* Problem description *
Wherever "goods" appears in a line, list that line.

* Recorded information *
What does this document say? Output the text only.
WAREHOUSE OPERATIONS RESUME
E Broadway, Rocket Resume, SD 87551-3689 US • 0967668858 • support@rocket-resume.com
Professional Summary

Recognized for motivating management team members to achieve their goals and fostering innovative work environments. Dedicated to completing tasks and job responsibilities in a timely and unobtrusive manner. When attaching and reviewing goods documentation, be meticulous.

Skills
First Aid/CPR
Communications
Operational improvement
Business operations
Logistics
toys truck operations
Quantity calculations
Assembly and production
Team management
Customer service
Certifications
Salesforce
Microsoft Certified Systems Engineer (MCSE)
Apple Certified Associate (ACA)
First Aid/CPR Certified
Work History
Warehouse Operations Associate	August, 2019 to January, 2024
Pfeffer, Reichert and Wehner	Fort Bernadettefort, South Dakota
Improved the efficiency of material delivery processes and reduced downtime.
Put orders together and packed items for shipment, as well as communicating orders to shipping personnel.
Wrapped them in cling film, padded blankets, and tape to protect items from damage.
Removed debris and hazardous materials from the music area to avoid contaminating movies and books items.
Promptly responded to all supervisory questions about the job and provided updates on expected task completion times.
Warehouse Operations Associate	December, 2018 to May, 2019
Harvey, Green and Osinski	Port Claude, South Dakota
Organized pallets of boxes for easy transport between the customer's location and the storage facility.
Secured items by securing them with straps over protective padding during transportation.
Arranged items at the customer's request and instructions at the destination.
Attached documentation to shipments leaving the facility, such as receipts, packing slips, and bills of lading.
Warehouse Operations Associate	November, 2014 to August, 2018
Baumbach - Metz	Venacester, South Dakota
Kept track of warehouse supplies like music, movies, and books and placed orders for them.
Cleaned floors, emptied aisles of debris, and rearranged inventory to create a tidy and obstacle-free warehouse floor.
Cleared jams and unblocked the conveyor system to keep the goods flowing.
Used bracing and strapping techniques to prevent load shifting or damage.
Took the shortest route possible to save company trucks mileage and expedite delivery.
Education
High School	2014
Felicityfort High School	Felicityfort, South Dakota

* The answer *
Recognized for motivating management team members to achieve their goals and fostering innovative work environments. Dedicated to completing tasks and job responsibilities in a timely and unobtrusive manner. When attaching and reviewing goods documentation, be meticulous.
Cleared jams and unblocked the conveyor system to keep the goods flowing.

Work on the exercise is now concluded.